• Goal of the exercise
What follows is a set of entries. Repeat them exactly, but not their pictures.

(Entries from a dataset)
<<<<

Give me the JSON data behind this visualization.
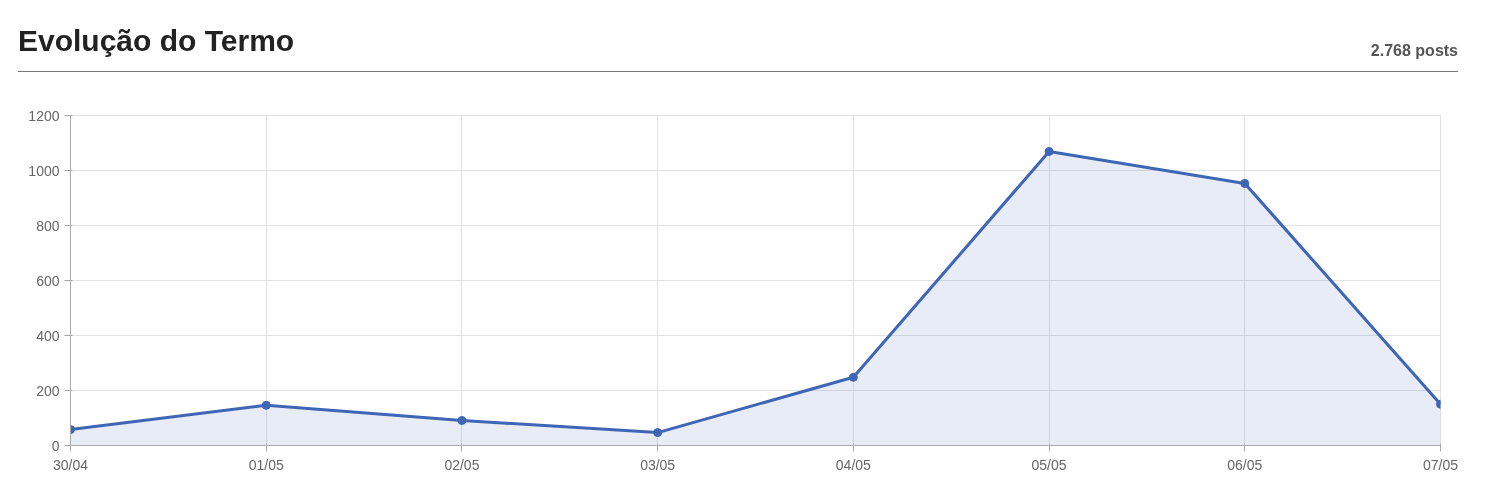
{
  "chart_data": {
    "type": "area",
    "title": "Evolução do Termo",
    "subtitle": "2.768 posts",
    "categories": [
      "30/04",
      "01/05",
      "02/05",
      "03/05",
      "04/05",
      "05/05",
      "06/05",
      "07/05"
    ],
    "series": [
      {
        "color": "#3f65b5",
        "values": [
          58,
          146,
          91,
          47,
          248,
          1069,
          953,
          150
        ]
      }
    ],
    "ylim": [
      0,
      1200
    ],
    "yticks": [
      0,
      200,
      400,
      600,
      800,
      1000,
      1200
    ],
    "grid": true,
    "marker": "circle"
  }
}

>>>>

• Finished exercise
Give me the JSON data behind this visualization.
{
  "chart_data": {
    "type": "area",
    "title": "Evolução do Termo",
    "subtitle": "2.768 posts",
    "categories": [
      "30/04",
      "01/05",
      "02/05",
      "03/05",
      "04/05",
      "05/05",
      "06/05",
      "07/05"
    ],
    "series": [
      {
        "color": "#3f65b5",
        "values": [
          58,
          146,
          91,
          47,
          248,
          1069,
          953,
          150
        ]
      }
    ],
    "ylim": [
      0,
      1200
    ],
    "yticks": [
      0,
      200,
      400,
      600,
      800,
      1000,
      1200
    ],
    "grid": true,
    "marker": "circle"
  }
}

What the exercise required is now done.